* PROMPT
Reproduce the listing word for word. Skip any image.

* PROVIDED MATERIAL
..............................
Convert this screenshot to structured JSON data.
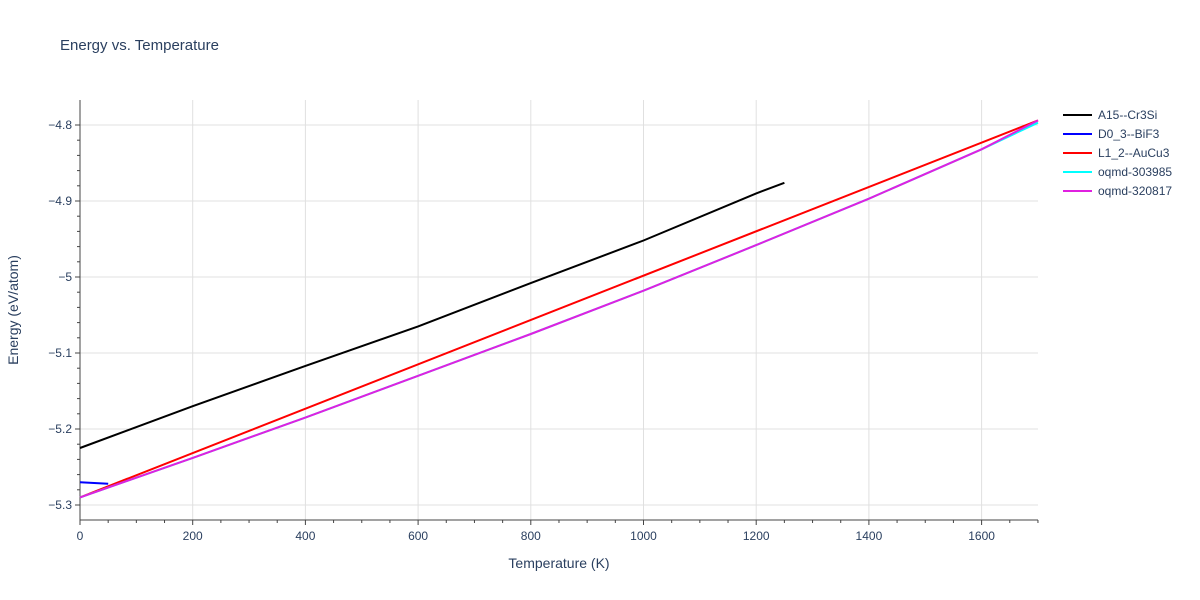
{
  "chart_data": {
    "type": "line",
    "title": "Energy vs. Temperature",
    "xlabel": "Temperature (K)",
    "ylabel": "Energy (eV/atom)",
    "xlim": [
      0,
      1700
    ],
    "ylim": [
      -5.3,
      -4.8
    ],
    "x_ticks": [
      0,
      200,
      400,
      600,
      800,
      1000,
      1200,
      1400,
      1600
    ],
    "x_tick_labels": [
      "0",
      "200",
      "400",
      "600",
      "800",
      "1000",
      "1200",
      "1400",
      "1600"
    ],
    "y_ticks": [
      -4.8,
      -4.9,
      -5.0,
      -5.1,
      -5.2,
      -5.3
    ],
    "y_tick_labels": [
      "−4.8",
      "−4.9",
      "−5",
      "−5.1",
      "−5.2",
      "−5.3"
    ],
    "grid": true,
    "legend_position": "right",
    "series": [
      {
        "name": "A15--Cr3Si",
        "color": "#000000",
        "x": [
          0,
          200,
          400,
          600,
          800,
          1000,
          1200,
          1250
        ],
        "y": [
          -5.225,
          -5.17,
          -5.117,
          -5.065,
          -5.008,
          -4.952,
          -4.89,
          -4.876
        ]
      },
      {
        "name": "D0_3--BiF3",
        "color": "#0000ff",
        "x": [
          0,
          50
        ],
        "y": [
          -5.27,
          -5.272
        ]
      },
      {
        "name": "L1_2--AuCu3",
        "color": "#ff0000",
        "x": [
          0,
          1700
        ],
        "y": [
          -5.29,
          -4.794
        ]
      },
      {
        "name": "oqmd-303985",
        "color": "#00ffff",
        "x": [
          0,
          200,
          400,
          600,
          800,
          1000,
          1200,
          1400,
          1600,
          1700
        ],
        "y": [
          -5.29,
          -5.238,
          -5.185,
          -5.13,
          -5.075,
          -5.018,
          -4.958,
          -4.897,
          -4.832,
          -4.797
        ]
      },
      {
        "name": "oqmd-320817",
        "color": "#e020e0",
        "x": [
          0,
          200,
          400,
          600,
          800,
          1000,
          1200,
          1400,
          1600,
          1700
        ],
        "y": [
          -5.29,
          -5.238,
          -5.185,
          -5.13,
          -5.075,
          -5.018,
          -4.958,
          -4.897,
          -4.832,
          -4.794
        ]
      }
    ]
  }
}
..............................
* CORRECT RESULT
Convert this screenshot to structured JSON data.
{
  "chart_data": {
    "type": "line",
    "title": "Energy vs. Temperature",
    "xlabel": "Temperature (K)",
    "ylabel": "Energy (eV/atom)",
    "xlim": [
      0,
      1700
    ],
    "ylim": [
      -5.3,
      -4.8
    ],
    "x_ticks": [
      0,
      200,
      400,
      600,
      800,
      1000,
      1200,
      1400,
      1600
    ],
    "x_tick_labels": [
      "0",
      "200",
      "400",
      "600",
      "800",
      "1000",
      "1200",
      "1400",
      "1600"
    ],
    "y_ticks": [
      -4.8,
      -4.9,
      -5.0,
      -5.1,
      -5.2,
      -5.3
    ],
    "y_tick_labels": [
      "−4.8",
      "−4.9",
      "−5",
      "−5.1",
      "−5.2",
      "−5.3"
    ],
    "grid": true,
    "legend_position": "right",
    "series": [
      {
        "name": "A15--Cr3Si",
        "color": "#000000",
        "x": [
          0,
          200,
          400,
          600,
          800,
          1000,
          1200,
          1250
        ],
        "y": [
          -5.225,
          -5.17,
          -5.117,
          -5.065,
          -5.008,
          -4.952,
          -4.89,
          -4.876
        ]
      },
      {
        "name": "D0_3--BiF3",
        "color": "#0000ff",
        "x": [
          0,
          50
        ],
        "y": [
          -5.27,
          -5.272
        ]
      },
      {
        "name": "L1_2--AuCu3",
        "color": "#ff0000",
        "x": [
          0,
          1700
        ],
        "y": [
          -5.29,
          -4.794
        ]
      },
      {
        "name": "oqmd-303985",
        "color": "#00ffff",
        "x": [
          0,
          200,
          400,
          600,
          800,
          1000,
          1200,
          1400,
          1600,
          1700
        ],
        "y": [
          -5.29,
          -5.238,
          -5.185,
          -5.13,
          -5.075,
          -5.018,
          -4.958,
          -4.897,
          -4.832,
          -4.797
        ]
      },
      {
        "name": "oqmd-320817",
        "color": "#e020e0",
        "x": [
          0,
          200,
          400,
          600,
          800,
          1000,
          1200,
          1400,
          1600,
          1700
        ],
        "y": [
          -5.29,
          -5.238,
          -5.185,
          -5.13,
          -5.075,
          -5.018,
          -4.958,
          -4.897,
          -4.832,
          -4.794
        ]
      }
    ]
  }
}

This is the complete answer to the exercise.